■ TASK GOAL: Repeat the listing below in full, exactly as it stands.

- - -

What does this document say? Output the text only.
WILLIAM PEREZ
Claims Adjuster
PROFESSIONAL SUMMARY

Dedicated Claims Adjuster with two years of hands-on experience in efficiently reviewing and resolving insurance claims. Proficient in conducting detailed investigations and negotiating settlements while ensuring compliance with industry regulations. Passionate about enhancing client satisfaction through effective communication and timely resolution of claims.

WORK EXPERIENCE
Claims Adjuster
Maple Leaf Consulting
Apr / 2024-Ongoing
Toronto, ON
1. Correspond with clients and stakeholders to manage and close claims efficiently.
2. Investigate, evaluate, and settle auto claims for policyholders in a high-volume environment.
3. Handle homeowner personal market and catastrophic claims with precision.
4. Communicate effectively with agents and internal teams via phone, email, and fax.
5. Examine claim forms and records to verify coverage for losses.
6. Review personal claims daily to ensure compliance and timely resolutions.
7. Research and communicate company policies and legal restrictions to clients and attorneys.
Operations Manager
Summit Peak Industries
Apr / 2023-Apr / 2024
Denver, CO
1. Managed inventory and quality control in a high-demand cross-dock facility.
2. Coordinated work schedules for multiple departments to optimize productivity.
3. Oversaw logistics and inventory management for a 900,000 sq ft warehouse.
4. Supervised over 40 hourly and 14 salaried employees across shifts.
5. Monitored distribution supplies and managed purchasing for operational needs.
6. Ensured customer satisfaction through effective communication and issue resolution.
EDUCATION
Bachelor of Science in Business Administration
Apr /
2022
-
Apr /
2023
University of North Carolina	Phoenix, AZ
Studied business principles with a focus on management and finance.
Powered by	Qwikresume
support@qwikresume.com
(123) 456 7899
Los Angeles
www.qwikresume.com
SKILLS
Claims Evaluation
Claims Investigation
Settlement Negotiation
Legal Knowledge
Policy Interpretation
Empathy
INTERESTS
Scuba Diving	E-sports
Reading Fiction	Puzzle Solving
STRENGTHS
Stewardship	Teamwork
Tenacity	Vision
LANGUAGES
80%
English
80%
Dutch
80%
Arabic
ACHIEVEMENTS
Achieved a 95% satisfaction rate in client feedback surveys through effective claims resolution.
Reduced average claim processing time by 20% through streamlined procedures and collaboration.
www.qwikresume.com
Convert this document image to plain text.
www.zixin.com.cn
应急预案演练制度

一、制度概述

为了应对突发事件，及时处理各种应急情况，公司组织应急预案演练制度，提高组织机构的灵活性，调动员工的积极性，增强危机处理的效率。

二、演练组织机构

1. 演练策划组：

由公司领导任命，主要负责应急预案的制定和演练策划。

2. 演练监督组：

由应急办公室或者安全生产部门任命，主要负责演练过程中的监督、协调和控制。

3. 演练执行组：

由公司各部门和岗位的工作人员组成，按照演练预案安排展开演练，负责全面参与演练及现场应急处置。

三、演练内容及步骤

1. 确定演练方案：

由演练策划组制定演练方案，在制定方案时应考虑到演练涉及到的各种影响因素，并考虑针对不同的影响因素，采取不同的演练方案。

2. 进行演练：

- - -

■ SOLUTION BELOW:
What does this document say? Output the text only.
WILLIAM PEREZ
Claims Adjuster
PROFESSIONAL SUMMARY

Dedicated Claims Adjuster with two years of hands-on experience in efficiently reviewing and resolving insurance claims. Proficient in conducting detailed investigations and negotiating settlements while ensuring compliance with industry regulations. Passionate about enhancing client satisfaction through effective communication and timely resolution of claims.

WORK EXPERIENCE
Claims Adjuster
Maple Leaf Consulting
Apr / 2024-Ongoing
Toronto, ON
1. Correspond with clients and stakeholders to manage and close claims efficiently.
2. Investigate, evaluate, and settle auto claims for policyholders in a high-volume environment.
3. Handle homeowner personal market and catastrophic claims with precision.
4. Communicate effectively with agents and internal teams via phone, email, and fax.
5. Examine claim forms and records to verify coverage for losses.
6. Review personal claims daily to ensure compliance and timely resolutions.
7. Research and communicate company policies and legal restrictions to clients and attorneys.
Operations Manager
Summit Peak Industries
Apr / 2023-Apr / 2024
Denver, CO
1. Managed inventory and quality control in a high-demand cross-dock facility.
2. Coordinated work schedules for multiple departments to optimize productivity.
3. Oversaw logistics and inventory management for a 900,000 sq ft warehouse.
4. Supervised over 40 hourly and 14 salaried employees across shifts.
5. Monitored distribution supplies and managed purchasing for operational needs.
6. Ensured customer satisfaction through effective communication and issue resolution.
EDUCATION
Bachelor of Science in Business Administration
Apr /
2022
-
Apr /
2023
University of North Carolina	Phoenix, AZ
Studied business principles with a focus on management and finance.
Powered by	Qwikresume
support@qwikresume.com
(123) 456 7899
Los Angeles
www.qwikresume.com
SKILLS
Claims Evaluation
Claims Investigation
Settlement Negotiation
Legal Knowledge
Policy Interpretation
Empathy
INTERESTS
Scuba Diving	E-sports
Reading Fiction	Puzzle Solving
STRENGTHS
Stewardship	Teamwork
Tenacity	Vision
LANGUAGES
80%
English
80%
Dutch
80%
Arabic
ACHIEVEMENTS
Achieved a 95% satisfaction rate in client feedback surveys through effective claims resolution.
Reduced average claim processing time by 20% through streamlined procedures and collaboration.
www.qwikresume.com
Convert this document image to plain text.
www.zixin.com.cn
应急预案演练制度

一、制度概述

为了应对突发事件，及时处理各种应急情况，公司组织应急预案演练制度，提高组织机构的灵活性，调动员工的积极性，增强危机处理的效率。

二、演练组织机构

1. 演练策划组：

由公司领导任命，主要负责应急预案的制定和演练策划。

2. 演练监督组：

由应急办公室或者安全生产部门任命，主要负责演练过程中的监督、协调和控制。

3. 演练执行组：

由公司各部门和岗位的工作人员组成，按照演练预案安排展开演练，负责全面参与演练及现场应急处置。

三、演练内容及步骤

1. 确定演练方案：

由演练策划组制定演练方案，在制定方案时应考虑到演练涉及到的各种影响因素，并考虑针对不同的影响因素，采取不同的演练方案。

2. 进行演练：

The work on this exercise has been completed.